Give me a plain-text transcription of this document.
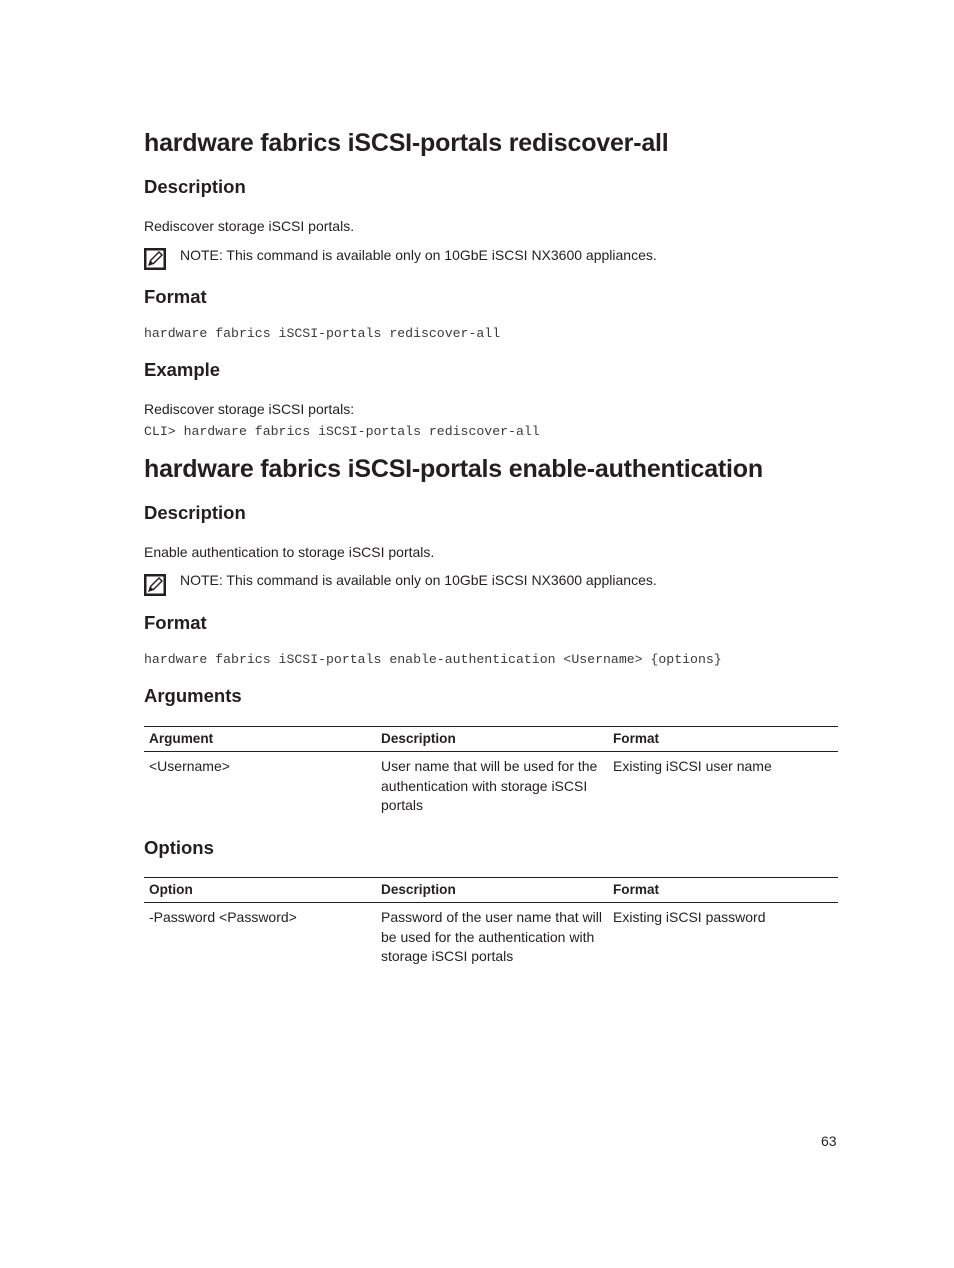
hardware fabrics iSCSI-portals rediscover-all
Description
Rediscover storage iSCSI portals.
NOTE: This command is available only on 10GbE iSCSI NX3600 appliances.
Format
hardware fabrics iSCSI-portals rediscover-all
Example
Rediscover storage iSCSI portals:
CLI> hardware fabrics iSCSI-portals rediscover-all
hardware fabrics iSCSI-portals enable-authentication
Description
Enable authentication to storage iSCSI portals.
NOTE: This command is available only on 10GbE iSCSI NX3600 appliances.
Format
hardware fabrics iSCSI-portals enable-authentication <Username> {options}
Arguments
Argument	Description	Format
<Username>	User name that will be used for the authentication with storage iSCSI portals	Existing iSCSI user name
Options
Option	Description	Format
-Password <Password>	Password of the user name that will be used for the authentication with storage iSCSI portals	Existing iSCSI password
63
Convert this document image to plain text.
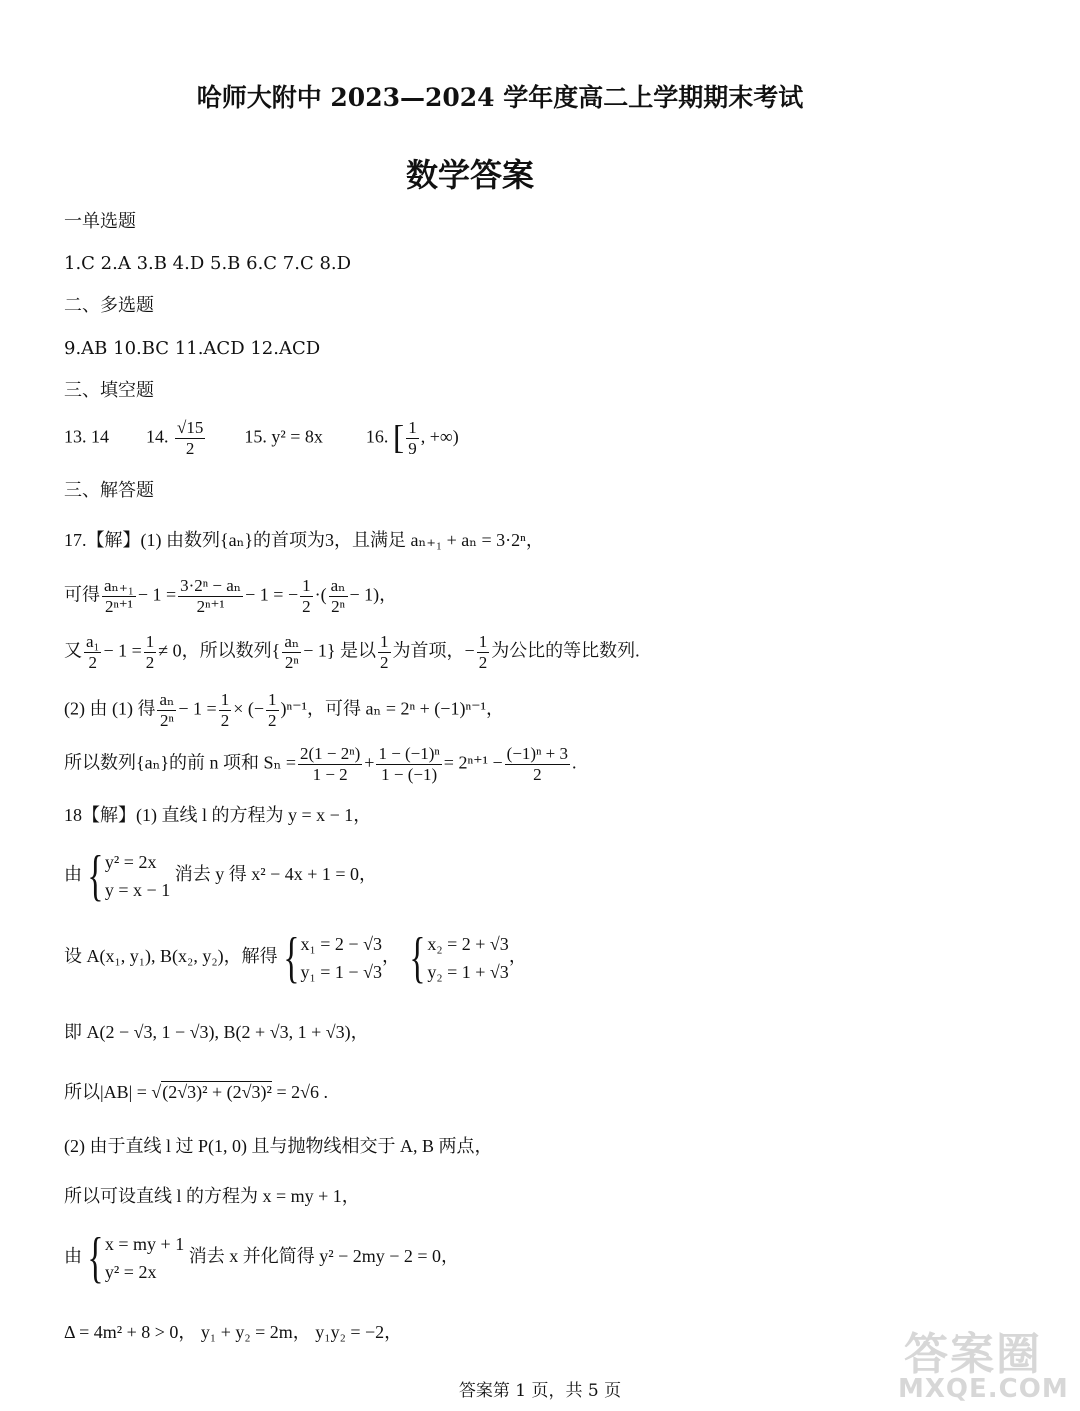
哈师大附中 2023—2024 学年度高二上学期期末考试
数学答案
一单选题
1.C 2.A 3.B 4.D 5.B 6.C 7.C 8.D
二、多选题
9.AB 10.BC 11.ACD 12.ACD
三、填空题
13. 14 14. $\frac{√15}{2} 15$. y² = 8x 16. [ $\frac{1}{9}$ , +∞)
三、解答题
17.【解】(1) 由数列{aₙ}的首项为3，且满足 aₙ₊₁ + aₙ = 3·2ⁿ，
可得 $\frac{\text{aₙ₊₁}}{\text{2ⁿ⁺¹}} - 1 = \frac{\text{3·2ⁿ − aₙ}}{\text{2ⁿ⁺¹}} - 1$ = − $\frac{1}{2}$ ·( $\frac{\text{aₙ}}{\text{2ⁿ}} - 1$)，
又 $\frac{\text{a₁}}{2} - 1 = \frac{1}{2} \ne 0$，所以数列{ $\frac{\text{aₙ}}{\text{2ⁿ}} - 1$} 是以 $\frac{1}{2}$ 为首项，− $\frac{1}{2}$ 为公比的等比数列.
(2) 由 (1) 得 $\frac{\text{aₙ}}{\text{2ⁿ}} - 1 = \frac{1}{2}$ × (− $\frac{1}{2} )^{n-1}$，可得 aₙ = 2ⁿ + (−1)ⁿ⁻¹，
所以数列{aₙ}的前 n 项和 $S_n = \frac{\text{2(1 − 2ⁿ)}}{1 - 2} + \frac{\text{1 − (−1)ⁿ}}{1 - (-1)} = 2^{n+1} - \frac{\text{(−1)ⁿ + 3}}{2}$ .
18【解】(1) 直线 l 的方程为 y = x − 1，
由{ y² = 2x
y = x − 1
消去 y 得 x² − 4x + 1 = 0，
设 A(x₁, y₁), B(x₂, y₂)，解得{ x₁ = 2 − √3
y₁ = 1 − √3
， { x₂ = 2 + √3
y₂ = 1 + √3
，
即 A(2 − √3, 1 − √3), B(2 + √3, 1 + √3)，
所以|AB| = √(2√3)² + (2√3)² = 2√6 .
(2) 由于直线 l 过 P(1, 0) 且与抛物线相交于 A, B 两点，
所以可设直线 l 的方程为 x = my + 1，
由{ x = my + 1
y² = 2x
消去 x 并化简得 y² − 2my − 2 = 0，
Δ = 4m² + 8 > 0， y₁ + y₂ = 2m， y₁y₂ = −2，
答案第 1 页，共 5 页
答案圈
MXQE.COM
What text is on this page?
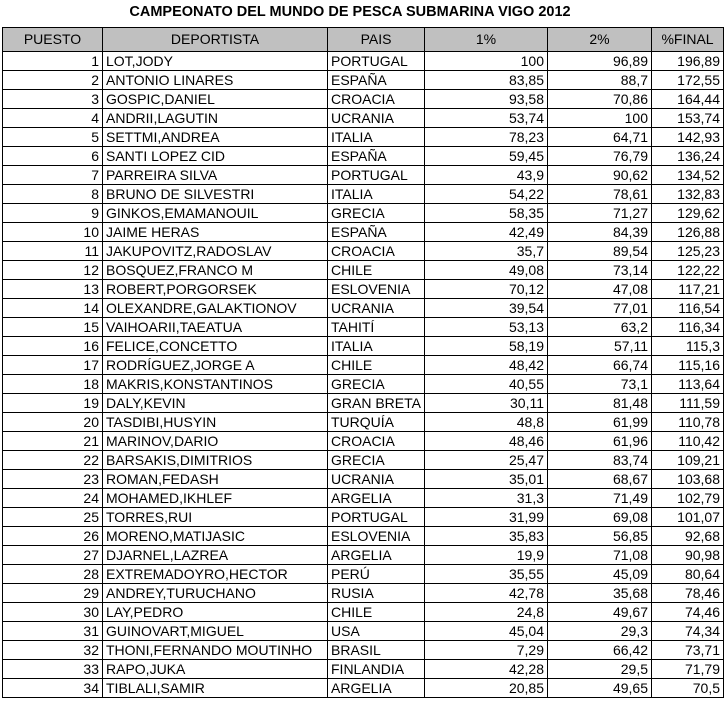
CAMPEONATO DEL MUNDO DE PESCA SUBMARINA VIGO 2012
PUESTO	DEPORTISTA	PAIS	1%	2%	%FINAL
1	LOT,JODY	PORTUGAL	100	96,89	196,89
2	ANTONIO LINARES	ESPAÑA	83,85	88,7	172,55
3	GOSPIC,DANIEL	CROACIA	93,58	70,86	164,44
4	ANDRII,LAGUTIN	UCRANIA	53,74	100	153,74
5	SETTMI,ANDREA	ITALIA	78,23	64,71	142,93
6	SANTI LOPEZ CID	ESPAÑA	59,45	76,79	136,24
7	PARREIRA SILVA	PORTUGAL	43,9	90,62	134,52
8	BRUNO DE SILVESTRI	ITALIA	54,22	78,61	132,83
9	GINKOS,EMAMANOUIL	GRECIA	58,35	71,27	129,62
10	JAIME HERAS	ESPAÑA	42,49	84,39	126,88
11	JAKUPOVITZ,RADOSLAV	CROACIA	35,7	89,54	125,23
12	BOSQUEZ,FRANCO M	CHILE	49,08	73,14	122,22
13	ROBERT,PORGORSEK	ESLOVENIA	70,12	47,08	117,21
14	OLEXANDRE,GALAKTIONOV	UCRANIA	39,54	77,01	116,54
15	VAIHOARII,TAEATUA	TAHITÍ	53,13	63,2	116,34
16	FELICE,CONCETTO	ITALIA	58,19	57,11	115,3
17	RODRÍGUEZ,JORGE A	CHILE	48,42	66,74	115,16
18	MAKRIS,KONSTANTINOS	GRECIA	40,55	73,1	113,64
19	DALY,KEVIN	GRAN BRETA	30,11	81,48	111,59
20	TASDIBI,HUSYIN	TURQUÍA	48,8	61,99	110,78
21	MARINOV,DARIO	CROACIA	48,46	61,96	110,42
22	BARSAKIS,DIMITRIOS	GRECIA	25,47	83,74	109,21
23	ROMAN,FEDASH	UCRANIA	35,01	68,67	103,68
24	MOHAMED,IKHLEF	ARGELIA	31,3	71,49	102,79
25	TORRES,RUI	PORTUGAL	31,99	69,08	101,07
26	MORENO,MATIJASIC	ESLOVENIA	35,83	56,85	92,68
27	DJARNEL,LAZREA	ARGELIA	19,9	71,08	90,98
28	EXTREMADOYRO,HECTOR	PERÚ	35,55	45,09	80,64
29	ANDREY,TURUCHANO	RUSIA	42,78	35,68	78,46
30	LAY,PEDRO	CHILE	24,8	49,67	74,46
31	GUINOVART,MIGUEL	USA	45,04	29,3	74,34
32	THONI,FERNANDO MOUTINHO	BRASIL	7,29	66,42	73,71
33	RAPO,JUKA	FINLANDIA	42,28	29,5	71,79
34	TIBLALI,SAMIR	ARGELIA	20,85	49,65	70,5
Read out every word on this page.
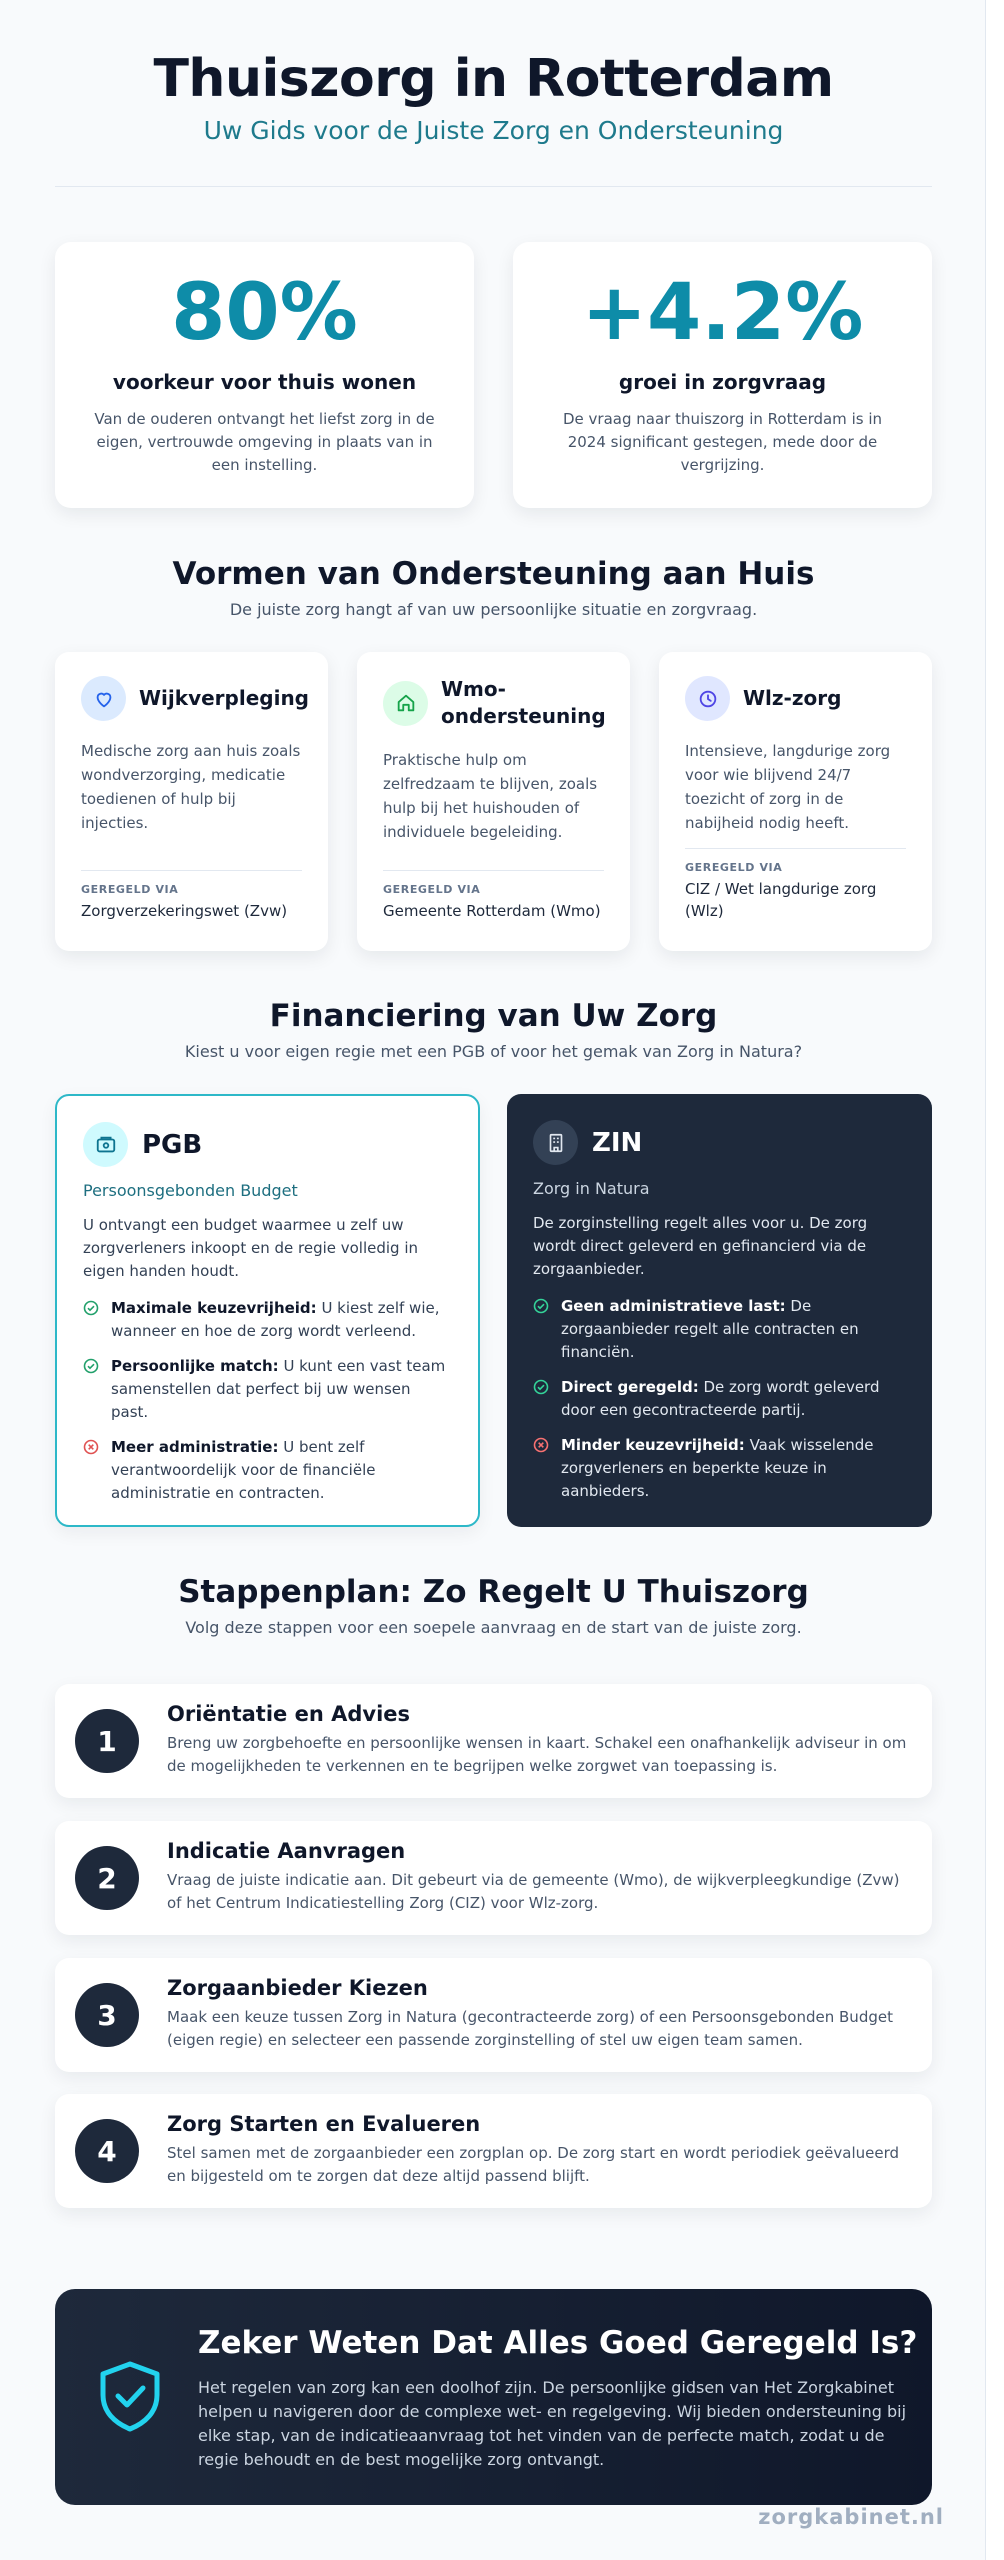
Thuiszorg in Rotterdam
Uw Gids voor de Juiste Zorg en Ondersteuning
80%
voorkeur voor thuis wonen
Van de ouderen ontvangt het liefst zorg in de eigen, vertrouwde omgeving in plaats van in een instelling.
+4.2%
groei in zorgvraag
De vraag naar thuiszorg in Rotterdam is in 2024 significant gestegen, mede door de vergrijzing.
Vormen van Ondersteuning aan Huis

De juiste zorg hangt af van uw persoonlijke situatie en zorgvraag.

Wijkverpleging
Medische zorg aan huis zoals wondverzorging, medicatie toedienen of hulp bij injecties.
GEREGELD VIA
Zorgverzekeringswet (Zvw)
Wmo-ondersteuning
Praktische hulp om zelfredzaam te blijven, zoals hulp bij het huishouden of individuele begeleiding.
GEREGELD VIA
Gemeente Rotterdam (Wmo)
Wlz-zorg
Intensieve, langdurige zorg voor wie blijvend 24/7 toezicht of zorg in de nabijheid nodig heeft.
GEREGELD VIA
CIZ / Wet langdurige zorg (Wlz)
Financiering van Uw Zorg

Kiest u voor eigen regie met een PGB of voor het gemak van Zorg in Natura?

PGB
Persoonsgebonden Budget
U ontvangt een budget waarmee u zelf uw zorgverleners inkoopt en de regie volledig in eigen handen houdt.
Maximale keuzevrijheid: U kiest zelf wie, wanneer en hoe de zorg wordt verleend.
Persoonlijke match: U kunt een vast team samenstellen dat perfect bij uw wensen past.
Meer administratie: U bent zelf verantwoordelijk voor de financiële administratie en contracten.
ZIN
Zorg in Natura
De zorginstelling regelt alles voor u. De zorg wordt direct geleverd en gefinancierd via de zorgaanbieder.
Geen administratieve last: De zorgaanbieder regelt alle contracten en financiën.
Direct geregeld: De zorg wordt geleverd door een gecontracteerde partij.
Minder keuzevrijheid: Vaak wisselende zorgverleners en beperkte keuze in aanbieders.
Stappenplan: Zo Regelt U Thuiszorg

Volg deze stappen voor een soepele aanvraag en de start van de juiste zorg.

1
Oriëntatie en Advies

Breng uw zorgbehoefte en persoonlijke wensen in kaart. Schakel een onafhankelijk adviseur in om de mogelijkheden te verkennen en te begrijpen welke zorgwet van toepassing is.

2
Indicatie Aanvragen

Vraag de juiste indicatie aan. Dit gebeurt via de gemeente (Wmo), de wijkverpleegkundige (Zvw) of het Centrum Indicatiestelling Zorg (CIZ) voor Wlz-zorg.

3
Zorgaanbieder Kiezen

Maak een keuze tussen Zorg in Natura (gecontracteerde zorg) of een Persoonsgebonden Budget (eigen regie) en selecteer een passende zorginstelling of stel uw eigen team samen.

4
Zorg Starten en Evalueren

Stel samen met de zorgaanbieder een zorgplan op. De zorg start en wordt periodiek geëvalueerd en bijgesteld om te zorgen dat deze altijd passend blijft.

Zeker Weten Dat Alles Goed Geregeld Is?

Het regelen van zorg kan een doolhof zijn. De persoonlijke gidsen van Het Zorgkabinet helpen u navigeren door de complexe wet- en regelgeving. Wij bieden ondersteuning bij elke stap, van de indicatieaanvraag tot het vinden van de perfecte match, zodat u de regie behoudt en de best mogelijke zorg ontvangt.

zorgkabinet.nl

» **Exercise**
Count each line where the string "ontvangt" occurs, and write only the number.

» **Answer to this task**
3